◆ **Task description**:
Retype the listing that follows, exactly as written.
+++++
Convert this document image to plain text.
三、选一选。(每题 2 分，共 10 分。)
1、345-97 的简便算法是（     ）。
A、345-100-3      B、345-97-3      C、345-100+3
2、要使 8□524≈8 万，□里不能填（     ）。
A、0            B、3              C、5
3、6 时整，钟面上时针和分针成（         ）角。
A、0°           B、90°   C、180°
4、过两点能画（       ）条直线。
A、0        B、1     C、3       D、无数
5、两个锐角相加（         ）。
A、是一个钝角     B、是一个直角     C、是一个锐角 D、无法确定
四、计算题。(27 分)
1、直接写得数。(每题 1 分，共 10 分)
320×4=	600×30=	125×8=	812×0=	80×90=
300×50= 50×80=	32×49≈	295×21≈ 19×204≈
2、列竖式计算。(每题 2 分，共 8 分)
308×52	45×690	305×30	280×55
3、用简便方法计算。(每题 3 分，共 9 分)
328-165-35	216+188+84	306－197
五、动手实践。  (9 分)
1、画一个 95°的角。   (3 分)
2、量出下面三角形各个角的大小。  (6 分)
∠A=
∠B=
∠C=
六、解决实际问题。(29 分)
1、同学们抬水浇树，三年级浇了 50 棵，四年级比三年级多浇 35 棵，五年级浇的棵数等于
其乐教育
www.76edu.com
+++++
◆ **Full output**:
Convert this document image to plain text.
三、选一选。(每题 2 分，共 10 分。)
1、345-97 的简便算法是（     ）。
A、345-100-3      B、345-97-3      C、345-100+3
2、要使 8□524≈8 万，□里不能填（     ）。
A、0            B、3              C、5
3、6 时整，钟面上时针和分针成（         ）角。
A、0°           B、90°   C、180°
4、过两点能画（       ）条直线。
A、0        B、1     C、3       D、无数
5、两个锐角相加（         ）。
A、是一个钝角     B、是一个直角     C、是一个锐角 D、无法确定
四、计算题。(27 分)
1、直接写得数。(每题 1 分，共 10 分)
320×4=	600×30=	125×8=	812×0=	80×90=
300×50= 50×80=	32×49≈	295×21≈ 19×204≈
2、列竖式计算。(每题 2 分，共 8 分)
308×52	45×690	305×30	280×55
3、用简便方法计算。(每题 3 分，共 9 分)
328-165-35	216+188+84	306－197
五、动手实践。  (9 分)
1、画一个 95°的角。   (3 分)
2、量出下面三角形各个角的大小。  (6 分)
∠A=
∠B=
∠C=
六、解决实际问题。(29 分)
1、同学们抬水浇树，三年级浇了 50 棵，四年级比三年级多浇 35 棵，五年级浇的棵数等于
其乐教育
www.76edu.com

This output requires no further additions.